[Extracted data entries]
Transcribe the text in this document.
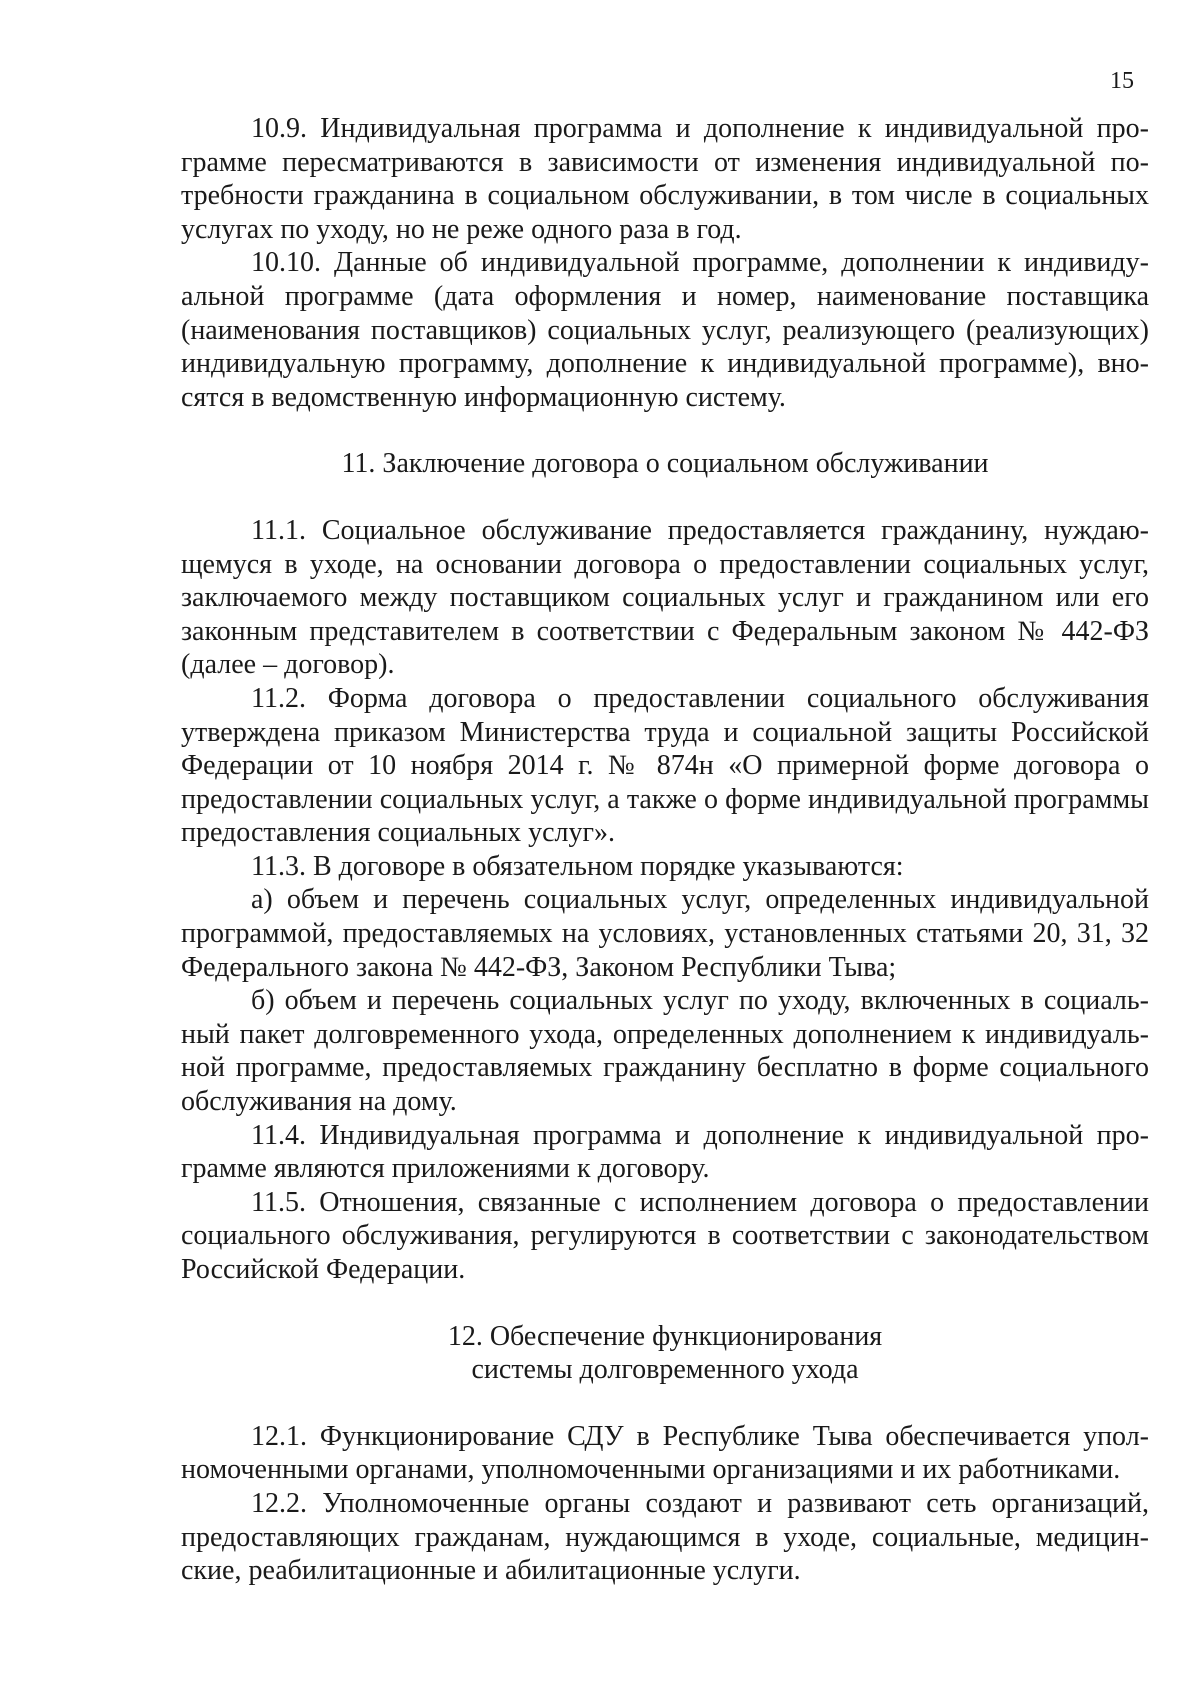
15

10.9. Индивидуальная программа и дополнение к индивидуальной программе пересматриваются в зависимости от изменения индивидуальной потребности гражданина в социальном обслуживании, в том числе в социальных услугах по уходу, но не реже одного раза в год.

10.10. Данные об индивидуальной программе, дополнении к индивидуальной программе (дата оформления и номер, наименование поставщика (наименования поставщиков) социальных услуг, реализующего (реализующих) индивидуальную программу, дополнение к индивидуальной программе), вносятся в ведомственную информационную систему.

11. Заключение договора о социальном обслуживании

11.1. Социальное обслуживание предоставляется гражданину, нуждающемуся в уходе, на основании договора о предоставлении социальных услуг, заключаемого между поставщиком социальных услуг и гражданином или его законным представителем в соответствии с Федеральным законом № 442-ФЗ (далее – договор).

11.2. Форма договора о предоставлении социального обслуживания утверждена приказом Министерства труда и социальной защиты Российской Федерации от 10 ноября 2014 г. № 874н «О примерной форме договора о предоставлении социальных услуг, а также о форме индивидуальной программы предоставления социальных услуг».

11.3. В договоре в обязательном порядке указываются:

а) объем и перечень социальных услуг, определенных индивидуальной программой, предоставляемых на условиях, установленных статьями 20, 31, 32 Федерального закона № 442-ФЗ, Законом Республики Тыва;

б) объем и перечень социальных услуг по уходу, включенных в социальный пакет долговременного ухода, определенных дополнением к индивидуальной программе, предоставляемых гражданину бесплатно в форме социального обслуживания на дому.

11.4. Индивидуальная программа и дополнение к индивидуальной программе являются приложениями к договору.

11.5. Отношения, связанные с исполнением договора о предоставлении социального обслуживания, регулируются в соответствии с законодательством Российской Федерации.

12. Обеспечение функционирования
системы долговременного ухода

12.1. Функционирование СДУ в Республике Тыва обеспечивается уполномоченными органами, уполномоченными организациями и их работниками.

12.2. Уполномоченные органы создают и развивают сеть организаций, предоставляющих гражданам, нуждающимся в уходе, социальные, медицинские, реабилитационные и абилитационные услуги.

* * *

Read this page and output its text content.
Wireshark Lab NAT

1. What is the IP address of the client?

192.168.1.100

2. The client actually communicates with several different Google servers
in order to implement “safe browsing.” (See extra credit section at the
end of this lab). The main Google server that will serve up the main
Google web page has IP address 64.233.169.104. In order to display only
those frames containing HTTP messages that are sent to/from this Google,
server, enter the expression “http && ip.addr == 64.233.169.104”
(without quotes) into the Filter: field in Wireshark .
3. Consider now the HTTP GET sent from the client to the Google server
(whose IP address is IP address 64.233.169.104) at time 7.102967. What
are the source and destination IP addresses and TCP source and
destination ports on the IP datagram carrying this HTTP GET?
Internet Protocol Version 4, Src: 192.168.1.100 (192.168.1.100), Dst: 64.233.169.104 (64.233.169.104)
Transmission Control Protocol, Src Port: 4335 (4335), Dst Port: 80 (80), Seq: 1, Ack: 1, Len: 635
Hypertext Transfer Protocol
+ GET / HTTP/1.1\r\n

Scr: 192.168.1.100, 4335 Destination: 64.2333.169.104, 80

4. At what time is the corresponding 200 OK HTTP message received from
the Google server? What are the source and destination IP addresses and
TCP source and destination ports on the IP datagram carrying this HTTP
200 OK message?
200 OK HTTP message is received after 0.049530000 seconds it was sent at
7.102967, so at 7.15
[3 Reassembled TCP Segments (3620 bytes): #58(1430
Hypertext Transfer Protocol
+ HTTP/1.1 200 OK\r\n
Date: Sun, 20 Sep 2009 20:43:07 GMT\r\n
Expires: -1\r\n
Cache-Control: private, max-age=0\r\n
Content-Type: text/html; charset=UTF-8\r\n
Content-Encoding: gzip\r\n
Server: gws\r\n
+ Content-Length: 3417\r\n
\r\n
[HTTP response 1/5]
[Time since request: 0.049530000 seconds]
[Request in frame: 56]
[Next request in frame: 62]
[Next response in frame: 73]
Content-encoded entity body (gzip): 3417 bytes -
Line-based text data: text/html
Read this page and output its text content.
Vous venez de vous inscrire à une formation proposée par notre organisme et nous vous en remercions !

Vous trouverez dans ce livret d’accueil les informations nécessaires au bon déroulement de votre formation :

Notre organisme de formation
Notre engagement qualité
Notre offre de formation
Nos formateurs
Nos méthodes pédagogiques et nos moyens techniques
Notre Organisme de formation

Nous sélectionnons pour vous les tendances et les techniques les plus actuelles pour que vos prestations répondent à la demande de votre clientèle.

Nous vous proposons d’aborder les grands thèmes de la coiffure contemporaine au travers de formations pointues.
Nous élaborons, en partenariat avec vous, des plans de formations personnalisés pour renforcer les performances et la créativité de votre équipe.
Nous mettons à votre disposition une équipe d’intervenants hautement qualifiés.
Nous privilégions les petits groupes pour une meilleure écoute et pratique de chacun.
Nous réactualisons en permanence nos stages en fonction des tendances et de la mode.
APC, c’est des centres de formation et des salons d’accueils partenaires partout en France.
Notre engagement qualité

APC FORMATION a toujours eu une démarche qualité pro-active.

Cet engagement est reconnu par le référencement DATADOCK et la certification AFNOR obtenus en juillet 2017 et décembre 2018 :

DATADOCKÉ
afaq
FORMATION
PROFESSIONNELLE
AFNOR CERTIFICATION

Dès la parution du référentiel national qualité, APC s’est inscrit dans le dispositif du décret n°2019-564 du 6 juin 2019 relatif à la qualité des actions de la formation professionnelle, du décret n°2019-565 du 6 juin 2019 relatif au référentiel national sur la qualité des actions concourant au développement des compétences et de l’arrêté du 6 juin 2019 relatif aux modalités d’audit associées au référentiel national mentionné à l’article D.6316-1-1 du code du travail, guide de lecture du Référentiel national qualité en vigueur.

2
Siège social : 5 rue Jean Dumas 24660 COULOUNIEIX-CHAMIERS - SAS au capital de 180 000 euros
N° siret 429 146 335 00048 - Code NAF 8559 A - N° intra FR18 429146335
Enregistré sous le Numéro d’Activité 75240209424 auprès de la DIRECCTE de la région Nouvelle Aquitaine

TASK BRIEF: Pick out the lines containing the string "that" and show them.

WORKED ANSWER:
end of this lab). The main Google server that will serve up the main
those frames containing HTTP messages that are sent to/from this Google,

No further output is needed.